What the task requires:
Copy out the listing word for word, starting at its first line and ending at the line that contains "145, 304, 150]".

(Element position data)
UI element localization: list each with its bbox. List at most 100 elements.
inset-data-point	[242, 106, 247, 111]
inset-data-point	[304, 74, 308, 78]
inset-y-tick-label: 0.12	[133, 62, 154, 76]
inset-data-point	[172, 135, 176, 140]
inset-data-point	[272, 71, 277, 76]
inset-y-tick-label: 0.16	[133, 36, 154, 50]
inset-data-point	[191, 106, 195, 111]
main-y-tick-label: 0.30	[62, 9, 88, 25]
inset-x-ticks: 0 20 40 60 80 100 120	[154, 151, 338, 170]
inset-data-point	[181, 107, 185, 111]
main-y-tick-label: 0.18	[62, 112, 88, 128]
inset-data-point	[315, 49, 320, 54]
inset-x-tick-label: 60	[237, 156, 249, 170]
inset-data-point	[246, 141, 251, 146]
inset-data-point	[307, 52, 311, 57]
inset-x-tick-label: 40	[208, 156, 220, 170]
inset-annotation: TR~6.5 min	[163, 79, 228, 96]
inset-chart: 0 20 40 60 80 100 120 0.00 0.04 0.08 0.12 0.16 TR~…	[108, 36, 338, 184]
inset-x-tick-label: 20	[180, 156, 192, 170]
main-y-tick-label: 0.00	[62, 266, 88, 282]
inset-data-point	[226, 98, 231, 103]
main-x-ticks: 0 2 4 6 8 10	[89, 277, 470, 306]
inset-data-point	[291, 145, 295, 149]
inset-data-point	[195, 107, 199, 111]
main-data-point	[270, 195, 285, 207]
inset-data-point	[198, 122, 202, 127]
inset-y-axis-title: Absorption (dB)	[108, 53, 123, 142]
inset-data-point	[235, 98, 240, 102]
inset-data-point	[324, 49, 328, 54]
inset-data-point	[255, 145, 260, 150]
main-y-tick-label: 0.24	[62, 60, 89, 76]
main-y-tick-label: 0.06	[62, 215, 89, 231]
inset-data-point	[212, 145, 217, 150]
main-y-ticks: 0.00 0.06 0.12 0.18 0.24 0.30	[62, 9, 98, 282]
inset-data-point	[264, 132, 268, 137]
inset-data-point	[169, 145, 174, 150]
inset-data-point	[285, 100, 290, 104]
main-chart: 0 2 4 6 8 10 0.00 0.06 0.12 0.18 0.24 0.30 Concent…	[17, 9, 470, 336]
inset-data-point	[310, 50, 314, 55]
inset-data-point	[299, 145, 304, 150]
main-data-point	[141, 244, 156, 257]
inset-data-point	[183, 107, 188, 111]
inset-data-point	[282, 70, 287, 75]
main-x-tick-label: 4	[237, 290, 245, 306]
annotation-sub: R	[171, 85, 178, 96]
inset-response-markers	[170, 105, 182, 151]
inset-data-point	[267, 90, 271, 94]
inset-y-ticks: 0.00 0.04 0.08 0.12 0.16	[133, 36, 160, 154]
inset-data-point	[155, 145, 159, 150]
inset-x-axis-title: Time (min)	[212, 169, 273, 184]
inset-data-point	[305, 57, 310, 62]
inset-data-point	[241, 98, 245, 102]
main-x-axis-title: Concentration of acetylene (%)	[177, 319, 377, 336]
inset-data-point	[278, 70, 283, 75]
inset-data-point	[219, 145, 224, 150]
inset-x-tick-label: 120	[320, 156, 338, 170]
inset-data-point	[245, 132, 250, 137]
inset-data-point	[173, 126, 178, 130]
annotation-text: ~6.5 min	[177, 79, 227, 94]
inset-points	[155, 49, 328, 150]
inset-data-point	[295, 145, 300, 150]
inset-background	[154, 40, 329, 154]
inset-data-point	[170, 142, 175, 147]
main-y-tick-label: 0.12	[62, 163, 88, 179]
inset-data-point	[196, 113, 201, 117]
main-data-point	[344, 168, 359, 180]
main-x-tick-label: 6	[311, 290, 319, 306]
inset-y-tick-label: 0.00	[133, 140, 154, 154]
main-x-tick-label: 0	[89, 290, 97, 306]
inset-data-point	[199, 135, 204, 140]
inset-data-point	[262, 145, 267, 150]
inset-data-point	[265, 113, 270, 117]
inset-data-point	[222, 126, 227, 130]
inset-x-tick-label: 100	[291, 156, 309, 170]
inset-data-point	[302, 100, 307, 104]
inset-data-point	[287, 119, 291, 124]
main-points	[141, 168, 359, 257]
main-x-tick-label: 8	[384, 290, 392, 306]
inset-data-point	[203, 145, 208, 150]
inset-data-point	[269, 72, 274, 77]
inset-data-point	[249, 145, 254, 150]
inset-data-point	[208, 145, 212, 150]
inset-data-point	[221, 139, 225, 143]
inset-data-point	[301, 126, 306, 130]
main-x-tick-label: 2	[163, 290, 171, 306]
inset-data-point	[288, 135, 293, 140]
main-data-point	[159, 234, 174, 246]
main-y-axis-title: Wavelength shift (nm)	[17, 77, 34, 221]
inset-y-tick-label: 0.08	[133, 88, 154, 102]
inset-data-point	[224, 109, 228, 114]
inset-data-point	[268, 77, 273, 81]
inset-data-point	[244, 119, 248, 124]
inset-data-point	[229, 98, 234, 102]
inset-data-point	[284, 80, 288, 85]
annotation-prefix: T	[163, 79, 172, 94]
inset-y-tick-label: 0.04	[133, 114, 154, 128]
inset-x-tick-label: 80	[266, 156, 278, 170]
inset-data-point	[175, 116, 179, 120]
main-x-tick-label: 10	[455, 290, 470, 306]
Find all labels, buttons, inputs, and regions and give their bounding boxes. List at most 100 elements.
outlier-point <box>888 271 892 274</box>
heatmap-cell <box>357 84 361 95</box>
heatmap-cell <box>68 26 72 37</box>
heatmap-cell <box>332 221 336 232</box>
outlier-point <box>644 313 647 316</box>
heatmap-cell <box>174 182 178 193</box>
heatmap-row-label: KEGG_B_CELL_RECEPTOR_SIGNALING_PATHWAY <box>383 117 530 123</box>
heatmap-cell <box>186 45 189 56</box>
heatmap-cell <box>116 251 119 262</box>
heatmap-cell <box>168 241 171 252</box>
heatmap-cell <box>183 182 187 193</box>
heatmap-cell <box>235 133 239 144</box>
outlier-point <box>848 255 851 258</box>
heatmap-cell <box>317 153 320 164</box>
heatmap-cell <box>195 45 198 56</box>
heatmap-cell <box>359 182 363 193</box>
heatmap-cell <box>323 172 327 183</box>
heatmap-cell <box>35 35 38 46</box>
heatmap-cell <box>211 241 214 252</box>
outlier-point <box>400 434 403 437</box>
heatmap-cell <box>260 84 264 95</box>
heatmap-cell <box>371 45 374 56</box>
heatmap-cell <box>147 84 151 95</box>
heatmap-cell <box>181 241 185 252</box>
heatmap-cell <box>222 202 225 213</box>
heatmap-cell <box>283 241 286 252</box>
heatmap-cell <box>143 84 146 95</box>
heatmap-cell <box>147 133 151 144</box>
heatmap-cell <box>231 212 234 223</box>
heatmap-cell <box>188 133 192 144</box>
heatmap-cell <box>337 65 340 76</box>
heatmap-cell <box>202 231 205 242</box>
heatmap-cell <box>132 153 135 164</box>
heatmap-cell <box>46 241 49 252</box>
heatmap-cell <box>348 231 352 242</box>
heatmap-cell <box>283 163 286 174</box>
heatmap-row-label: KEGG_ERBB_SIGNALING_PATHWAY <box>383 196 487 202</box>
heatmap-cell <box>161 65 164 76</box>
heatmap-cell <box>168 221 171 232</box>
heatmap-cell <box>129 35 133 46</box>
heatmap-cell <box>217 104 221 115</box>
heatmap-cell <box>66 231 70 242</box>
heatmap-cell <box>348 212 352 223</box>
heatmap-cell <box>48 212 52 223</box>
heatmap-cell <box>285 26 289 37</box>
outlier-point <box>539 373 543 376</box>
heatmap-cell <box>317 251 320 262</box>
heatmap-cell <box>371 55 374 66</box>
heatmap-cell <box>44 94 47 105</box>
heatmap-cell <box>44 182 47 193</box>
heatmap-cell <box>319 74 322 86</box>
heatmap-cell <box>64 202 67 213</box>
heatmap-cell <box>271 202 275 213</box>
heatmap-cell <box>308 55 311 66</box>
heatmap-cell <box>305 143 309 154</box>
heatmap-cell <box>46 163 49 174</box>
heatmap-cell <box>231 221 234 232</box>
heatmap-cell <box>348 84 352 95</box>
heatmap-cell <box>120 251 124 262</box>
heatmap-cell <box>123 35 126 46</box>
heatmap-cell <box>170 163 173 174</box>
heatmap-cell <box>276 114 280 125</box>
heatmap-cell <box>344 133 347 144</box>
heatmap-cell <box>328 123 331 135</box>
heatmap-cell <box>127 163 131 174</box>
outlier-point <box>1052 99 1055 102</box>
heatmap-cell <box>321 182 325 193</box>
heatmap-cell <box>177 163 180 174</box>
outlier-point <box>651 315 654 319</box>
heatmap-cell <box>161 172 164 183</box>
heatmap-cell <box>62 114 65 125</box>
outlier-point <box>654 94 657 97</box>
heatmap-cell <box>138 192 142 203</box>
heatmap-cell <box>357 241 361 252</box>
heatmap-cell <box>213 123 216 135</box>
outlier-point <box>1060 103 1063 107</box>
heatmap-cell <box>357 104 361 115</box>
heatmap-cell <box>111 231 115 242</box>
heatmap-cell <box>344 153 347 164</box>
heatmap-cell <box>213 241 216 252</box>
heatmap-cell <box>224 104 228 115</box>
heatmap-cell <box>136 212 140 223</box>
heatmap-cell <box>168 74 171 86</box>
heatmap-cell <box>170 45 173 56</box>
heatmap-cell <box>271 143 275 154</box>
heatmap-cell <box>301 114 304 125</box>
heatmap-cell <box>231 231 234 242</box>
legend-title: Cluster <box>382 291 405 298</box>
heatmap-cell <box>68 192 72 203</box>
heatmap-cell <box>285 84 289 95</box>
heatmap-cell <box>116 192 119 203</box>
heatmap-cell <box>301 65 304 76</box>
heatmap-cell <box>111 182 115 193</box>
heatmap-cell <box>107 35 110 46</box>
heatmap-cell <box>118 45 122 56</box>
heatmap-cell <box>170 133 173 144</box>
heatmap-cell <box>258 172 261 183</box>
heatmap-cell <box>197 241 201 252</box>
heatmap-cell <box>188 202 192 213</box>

Solution for this task:
UI element localization: list each with its bbox. List at most 100 elements.
inset-data-point	[242, 106, 247, 111]
inset-data-point	[304, 74, 308, 78]
inset-y-tick-label: 0.12	[133, 62, 154, 76]
inset-data-point	[172, 135, 176, 140]
inset-data-point	[272, 71, 277, 76]
inset-y-tick-label: 0.16	[133, 36, 154, 50]
inset-data-point	[191, 106, 195, 111]
main-y-tick-label: 0.30	[62, 9, 88, 25]
inset-x-ticks: 0 20 40 60 80 100 120	[154, 151, 338, 170]
inset-data-point	[181, 107, 185, 111]
main-y-tick-label: 0.18	[62, 112, 88, 128]
inset-data-point	[315, 49, 320, 54]
inset-x-tick-label: 60	[237, 156, 249, 170]
inset-data-point	[246, 141, 251, 146]
inset-data-point	[307, 52, 311, 57]
inset-x-tick-label: 40	[208, 156, 220, 170]
inset-annotation: TR~6.5 min	[163, 79, 228, 96]
inset-chart: 0 20 40 60 80 100 120 0.00 0.04 0.08 0.12 0.16 TR~…	[108, 36, 338, 184]
inset-x-tick-label: 20	[180, 156, 192, 170]
main-y-tick-label: 0.00	[62, 266, 88, 282]
inset-data-point	[226, 98, 231, 103]
main-x-ticks: 0 2 4 6 8 10	[89, 277, 470, 306]
inset-data-point	[291, 145, 295, 149]
inset-data-point	[195, 107, 199, 111]
main-data-point	[270, 195, 285, 207]
inset-data-point	[198, 122, 202, 127]
inset-y-axis-title: Absorption (dB)	[108, 53, 123, 142]
inset-data-point	[235, 98, 240, 102]
inset-data-point	[324, 49, 328, 54]
inset-data-point	[255, 145, 260, 150]
main-y-tick-label: 0.24	[62, 60, 89, 76]
main-y-tick-label: 0.06	[62, 215, 89, 231]
inset-data-point	[212, 145, 217, 150]
main-y-ticks: 0.00 0.06 0.12 0.18 0.24 0.30	[62, 9, 98, 282]
inset-data-point	[264, 132, 268, 137]
inset-data-point	[169, 145, 174, 150]
inset-data-point	[285, 100, 290, 104]
main-chart: 0 2 4 6 8 10 0.00 0.06 0.12 0.18 0.24 0.30 Concent…	[17, 9, 470, 336]
inset-data-point	[310, 50, 314, 55]
inset-data-point	[299, 145, 304, 150]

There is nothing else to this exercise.